• _Extracted data entries_
-- Start --
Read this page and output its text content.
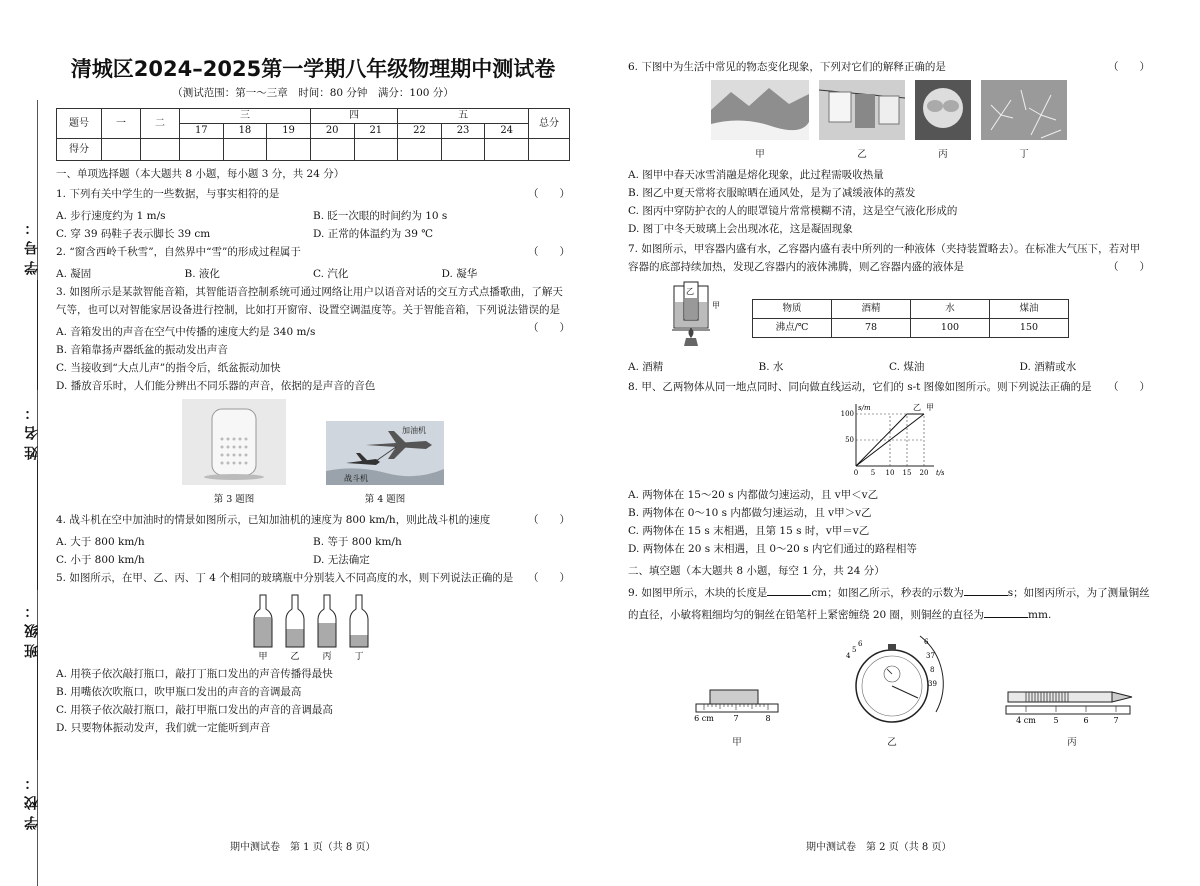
学号：
姓名：
班级：
学校：
清城区2024–2025第一学期八年级物理期中测试卷
（测试范围：第一～三章　时间：80 分钟　满分：100 分）
题号	一	二	三			四		五			总分
			17	18	19	20	21	22	23	24	
得分											
一、单项选择题（本大题共 8 小题，每小题 3 分，共 24 分）
1. 下列有关中学生的一些数据，与事实相符的是	（　　）
A. 步行速度约为 1 m/s	B. 眨一次眼的时间约为 10 s
C. 穿 39 码鞋子表示脚长 39 cm	D. 正常的体温约为 39 ℃
2. “窗含西岭千秋雪”，自然界中“雪”的形成过程属于	（　　）
A. 凝固	B. 液化	C. 汽化	D. 凝华
3. 如图所示是某款智能音箱，其智能语音控制系统可通过网络让用户以语音对话的交互方式点播歌曲，了解天气等，也可以对智能家居设备进行控制，比如打开窗帘、设置空调温度等。关于智能音箱，下列说法错误的是
（　　）
A. 音箱发出的声音在空气中传播的速度大约是 340 m/s
B. 音箱靠扬声器纸盆的振动发出声音
C. 当接收到“大点儿声”的指令后，纸盆振动加快
D. 播放音乐时，人们能分辨出不同乐器的声音，依据的是声音的音色
第 3 题图
加油机
战斗机
第 4 题图
4. 战斗机在空中加油时的情景如图所示，已知加油机的速度为 800 km/h，则此战斗机的速度	（　　）
A. 大于 800 km/h	B. 等于 800 km/h
C. 小于 800 km/h	D. 无法确定
5. 如图所示，在甲、乙、丙、丁 4 个相同的玻璃瓶中分别装入不同高度的水，则下列说法正确的是 （　　）
甲	乙	丙	丁
A. 用筷子依次敲打瓶口，敲打丁瓶口发出的声音传播得最快
B. 用嘴依次吹瓶口，吹甲瓶口发出的声音的音调最高
C. 用筷子依次敲打瓶口，敲打甲瓶口发出的声音的音调最高
D. 只要物体振动发声，我们就一定能听到声音
期中测试卷　第 1 页（共 8 页）
6. 下图中为生活中常见的物态变化现象，下列对它们的解释正确的是	（　　）
甲	乙	丙	丁
A. 图甲中春天冰雪消融是熔化现象，此过程需吸收热量
B. 图乙中夏天常将衣服晾晒在通风处，是为了减缓液体的蒸发
C. 图丙中穿防护衣的人的眼罩镜片常常模糊不清，这是空气液化形成的
D. 图丁中冬天玻璃上会出现冰花，这是凝固现象
7. 如图所示，甲容器内盛有水，乙容器内盛有表中所列的一种液体（夹持装置略去）。在标准大气压下，若对甲容器的底部持续加热，发现乙容器内的液体沸腾，则乙容器内盛的液体是	（　　）
乙
甲	物质	酒精	水	煤油
沸点/℃	78	100	150
A. 酒精	B. 水	C. 煤油	D. 酒精或水
8. 甲、乙两物体从同一地点同时、同向做直线运动，它们的 s-t 图像如图所示。则下列说法正确的是 （　　）
0 5 10 15 20
50
100
t/s
s/m	乙 甲
A. 两物体在 15～20 s 内都做匀速运动，且 v甲＜v乙
B. 两物体在 0～10 s 内都做匀速运动，且 v甲＞v乙
C. 两物体在 15 s 末相遇，且第 15 s 时，v甲＝v乙
D. 两物体在 20 s 末相遇，且 0～20 s 内它们通过的路程相等
二、填空题（本大题共 8 小题，每空 1 分，共 24 分）
9. 如图甲所示，木块的长度是	cm；如图乙所示，秒表的示数为	s；如图丙所示，为了测量铜丝的直径，小敏将粗细均匀的铜丝在铅笔杆上紧密缠绕 20 圈，则铜丝的直径为	mm.
6 cm 7	8
甲
4
5
6	6
37
8
39
乙
4 cm 5	6	7
丙
期中测试卷　第 2 页（共 8 页）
-- End --
• _WRITTEN PROBLEM_
Return the entries unchanged, save for the pictures, which do not belong in the copy.

• _RESULT OF THIS TASK_
Read this page and output its text content.
学号：
姓名：
班级：
学校：
清城区2024–2025第一学期八年级物理期中测试卷
（测试范围：第一～三章　时间：80 分钟　满分：100 分）
题号	一	二	三			四		五			总分
			17	18	19	20	21	22	23	24	
得分											
一、单项选择题（本大题共 8 小题，每小题 3 分，共 24 分）
1. 下列有关中学生的一些数据，与事实相符的是	（　　）
A. 步行速度约为 1 m/s	B. 眨一次眼的时间约为 10 s
C. 穿 39 码鞋子表示脚长 39 cm	D. 正常的体温约为 39 ℃
2. “窗含西岭千秋雪”，自然界中“雪”的形成过程属于	（　　）
A. 凝固	B. 液化	C. 汽化	D. 凝华
3. 如图所示是某款智能音箱，其智能语音控制系统可通过网络让用户以语音对话的交互方式点播歌曲，了解天气等，也可以对智能家居设备进行控制，比如打开窗帘、设置空调温度等。关于智能音箱，下列说法错误的是
（　　）
A. 音箱发出的声音在空气中传播的速度大约是 340 m/s
B. 音箱靠扬声器纸盆的振动发出声音
C. 当接收到“大点儿声”的指令后，纸盆振动加快
D. 播放音乐时，人们能分辨出不同乐器的声音，依据的是声音的音色
第 3 题图
加油机
战斗机
第 4 题图
4. 战斗机在空中加油时的情景如图所示，已知加油机的速度为 800 km/h，则此战斗机的速度	（　　）
A. 大于 800 km/h	B. 等于 800 km/h
C. 小于 800 km/h	D. 无法确定
5. 如图所示，在甲、乙、丙、丁 4 个相同的玻璃瓶中分别装入不同高度的水，则下列说法正确的是 （　　）
甲	乙	丙	丁
A. 用筷子依次敲打瓶口，敲打丁瓶口发出的声音传播得最快
B. 用嘴依次吹瓶口，吹甲瓶口发出的声音的音调最高
C. 用筷子依次敲打瓶口，敲打甲瓶口发出的声音的音调最高
D. 只要物体振动发声，我们就一定能听到声音
期中测试卷　第 1 页（共 8 页）
6. 下图中为生活中常见的物态变化现象，下列对它们的解释正确的是	（　　）
甲	乙	丙	丁
A. 图甲中春天冰雪消融是熔化现象，此过程需吸收热量
B. 图乙中夏天常将衣服晾晒在通风处，是为了减缓液体的蒸发
C. 图丙中穿防护衣的人的眼罩镜片常常模糊不清，这是空气液化形成的
D. 图丁中冬天玻璃上会出现冰花，这是凝固现象
7. 如图所示，甲容器内盛有水，乙容器内盛有表中所列的一种液体（夹持装置略去）。在标准大气压下，若对甲容器的底部持续加热，发现乙容器内的液体沸腾，则乙容器内盛的液体是	（　　）
乙
甲	物质	酒精	水	煤油
沸点/℃	78	100	150
A. 酒精	B. 水	C. 煤油	D. 酒精或水
8. 甲、乙两物体从同一地点同时、同向做直线运动，它们的 s-t 图像如图所示。则下列说法正确的是 （　　）
0 5 10 15 20
50
100
t/s
s/m	乙 甲
A. 两物体在 15～20 s 内都做匀速运动，且 v甲＜v乙
B. 两物体在 0～10 s 内都做匀速运动，且 v甲＞v乙
C. 两物体在 15 s 末相遇，且第 15 s 时，v甲＝v乙
D. 两物体在 20 s 末相遇，且 0～20 s 内它们通过的路程相等
二、填空题（本大题共 8 小题，每空 1 分，共 24 分）
9. 如图甲所示，木块的长度是	cm；如图乙所示，秒表的示数为	s；如图丙所示，为了测量铜丝的直径，小敏将粗细均匀的铜丝在铅笔杆上紧密缠绕 20 圈，则铜丝的直径为	mm.
6 cm 7	8
甲
4
5
6	6
37
8
39
乙
4 cm 5	6	7
丙
期中测试卷　第 2 页（共 8 页）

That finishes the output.